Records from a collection

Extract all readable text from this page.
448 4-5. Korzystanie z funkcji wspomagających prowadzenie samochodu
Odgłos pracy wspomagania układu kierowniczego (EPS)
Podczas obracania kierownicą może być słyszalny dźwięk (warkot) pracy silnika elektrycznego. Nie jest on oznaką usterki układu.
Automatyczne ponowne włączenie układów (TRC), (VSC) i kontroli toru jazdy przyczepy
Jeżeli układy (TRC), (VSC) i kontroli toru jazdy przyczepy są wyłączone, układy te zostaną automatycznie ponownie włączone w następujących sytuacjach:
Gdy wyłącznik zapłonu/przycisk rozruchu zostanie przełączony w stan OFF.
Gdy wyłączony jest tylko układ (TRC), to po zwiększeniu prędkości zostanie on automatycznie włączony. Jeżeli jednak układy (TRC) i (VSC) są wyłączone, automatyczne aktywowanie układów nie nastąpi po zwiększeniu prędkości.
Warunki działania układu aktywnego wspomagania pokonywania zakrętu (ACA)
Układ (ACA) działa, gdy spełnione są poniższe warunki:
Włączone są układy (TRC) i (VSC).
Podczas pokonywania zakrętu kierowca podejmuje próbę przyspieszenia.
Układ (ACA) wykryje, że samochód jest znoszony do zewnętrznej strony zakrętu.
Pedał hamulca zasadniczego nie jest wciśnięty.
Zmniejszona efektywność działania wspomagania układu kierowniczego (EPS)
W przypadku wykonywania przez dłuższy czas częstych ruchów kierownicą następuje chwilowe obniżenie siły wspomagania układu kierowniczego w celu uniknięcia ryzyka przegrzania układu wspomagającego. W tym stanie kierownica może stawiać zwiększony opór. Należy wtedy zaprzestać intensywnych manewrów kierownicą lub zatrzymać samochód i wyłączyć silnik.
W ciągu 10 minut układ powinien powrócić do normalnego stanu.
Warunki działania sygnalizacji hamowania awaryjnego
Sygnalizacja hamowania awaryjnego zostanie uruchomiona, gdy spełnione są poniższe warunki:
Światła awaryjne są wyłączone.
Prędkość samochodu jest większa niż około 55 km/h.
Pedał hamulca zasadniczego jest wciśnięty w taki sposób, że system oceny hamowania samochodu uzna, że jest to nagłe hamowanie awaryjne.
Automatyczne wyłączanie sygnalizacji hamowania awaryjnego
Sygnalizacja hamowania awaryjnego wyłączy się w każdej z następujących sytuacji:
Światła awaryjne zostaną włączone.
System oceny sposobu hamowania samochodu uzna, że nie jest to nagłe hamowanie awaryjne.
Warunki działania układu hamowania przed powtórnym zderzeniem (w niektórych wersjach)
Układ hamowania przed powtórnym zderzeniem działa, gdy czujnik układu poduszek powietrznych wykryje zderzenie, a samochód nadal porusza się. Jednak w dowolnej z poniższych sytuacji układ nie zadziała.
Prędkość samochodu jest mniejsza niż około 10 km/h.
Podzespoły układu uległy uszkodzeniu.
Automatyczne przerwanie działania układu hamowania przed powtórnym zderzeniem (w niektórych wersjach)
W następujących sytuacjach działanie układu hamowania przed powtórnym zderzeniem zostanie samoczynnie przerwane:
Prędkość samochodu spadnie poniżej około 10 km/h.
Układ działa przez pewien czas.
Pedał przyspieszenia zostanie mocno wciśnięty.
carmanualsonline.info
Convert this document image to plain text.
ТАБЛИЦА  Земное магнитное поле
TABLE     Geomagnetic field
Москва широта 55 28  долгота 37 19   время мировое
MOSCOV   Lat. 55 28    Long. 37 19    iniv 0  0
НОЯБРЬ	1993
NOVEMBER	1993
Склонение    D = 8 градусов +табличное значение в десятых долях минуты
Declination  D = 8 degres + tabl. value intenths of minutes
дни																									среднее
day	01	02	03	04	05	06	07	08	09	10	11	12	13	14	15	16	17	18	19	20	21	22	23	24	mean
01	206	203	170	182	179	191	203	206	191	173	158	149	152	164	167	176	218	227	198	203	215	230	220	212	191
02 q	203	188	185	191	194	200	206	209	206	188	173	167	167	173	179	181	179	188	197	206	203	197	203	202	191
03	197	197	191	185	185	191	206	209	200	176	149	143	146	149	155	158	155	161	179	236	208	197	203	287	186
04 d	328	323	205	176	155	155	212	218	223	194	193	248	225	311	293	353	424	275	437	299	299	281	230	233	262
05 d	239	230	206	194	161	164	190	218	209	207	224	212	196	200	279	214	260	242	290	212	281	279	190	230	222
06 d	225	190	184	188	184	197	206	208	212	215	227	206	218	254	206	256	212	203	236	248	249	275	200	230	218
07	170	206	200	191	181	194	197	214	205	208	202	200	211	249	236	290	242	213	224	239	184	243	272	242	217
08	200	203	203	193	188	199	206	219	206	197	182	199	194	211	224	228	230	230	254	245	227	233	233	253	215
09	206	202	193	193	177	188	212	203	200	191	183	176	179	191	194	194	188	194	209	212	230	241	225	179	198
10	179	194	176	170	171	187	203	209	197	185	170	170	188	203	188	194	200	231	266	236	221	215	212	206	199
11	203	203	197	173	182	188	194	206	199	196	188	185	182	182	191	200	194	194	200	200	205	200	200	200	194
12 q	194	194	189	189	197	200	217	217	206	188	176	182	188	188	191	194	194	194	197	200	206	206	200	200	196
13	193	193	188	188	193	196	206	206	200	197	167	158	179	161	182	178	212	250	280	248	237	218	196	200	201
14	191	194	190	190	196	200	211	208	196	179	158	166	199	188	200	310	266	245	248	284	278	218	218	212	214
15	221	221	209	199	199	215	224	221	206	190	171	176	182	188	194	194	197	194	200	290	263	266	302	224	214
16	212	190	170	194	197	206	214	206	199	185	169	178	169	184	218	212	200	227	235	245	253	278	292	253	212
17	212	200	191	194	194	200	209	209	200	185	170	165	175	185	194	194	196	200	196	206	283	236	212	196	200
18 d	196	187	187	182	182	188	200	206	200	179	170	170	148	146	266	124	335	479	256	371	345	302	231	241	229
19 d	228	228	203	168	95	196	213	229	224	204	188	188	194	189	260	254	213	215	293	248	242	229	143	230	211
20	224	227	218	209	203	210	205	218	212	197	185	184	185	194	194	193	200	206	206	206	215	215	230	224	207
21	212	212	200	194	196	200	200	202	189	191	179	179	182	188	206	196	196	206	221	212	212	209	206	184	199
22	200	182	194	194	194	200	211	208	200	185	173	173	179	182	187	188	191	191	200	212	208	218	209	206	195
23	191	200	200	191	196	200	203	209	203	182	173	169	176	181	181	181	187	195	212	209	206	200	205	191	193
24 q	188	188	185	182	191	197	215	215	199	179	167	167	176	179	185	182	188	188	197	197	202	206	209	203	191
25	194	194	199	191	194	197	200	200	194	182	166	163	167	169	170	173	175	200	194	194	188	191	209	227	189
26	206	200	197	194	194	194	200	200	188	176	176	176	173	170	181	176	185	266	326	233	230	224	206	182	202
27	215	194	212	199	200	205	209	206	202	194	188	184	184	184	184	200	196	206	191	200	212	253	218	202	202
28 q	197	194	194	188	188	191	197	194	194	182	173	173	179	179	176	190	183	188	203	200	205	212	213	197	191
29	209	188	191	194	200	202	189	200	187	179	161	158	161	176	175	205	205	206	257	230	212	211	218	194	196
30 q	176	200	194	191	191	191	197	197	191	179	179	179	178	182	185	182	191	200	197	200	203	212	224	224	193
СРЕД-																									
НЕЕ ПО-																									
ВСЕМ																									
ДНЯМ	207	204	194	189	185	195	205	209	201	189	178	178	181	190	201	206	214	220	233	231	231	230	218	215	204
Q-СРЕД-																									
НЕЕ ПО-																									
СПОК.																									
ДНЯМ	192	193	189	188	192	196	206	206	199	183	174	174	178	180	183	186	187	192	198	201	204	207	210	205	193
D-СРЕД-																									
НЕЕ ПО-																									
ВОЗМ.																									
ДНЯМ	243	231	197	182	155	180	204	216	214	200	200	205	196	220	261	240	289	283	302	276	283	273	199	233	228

STATED TASK: Go over the entries above and say how many lines hold the string "zasadniczego", with no other text.

TASK ANSWER: 2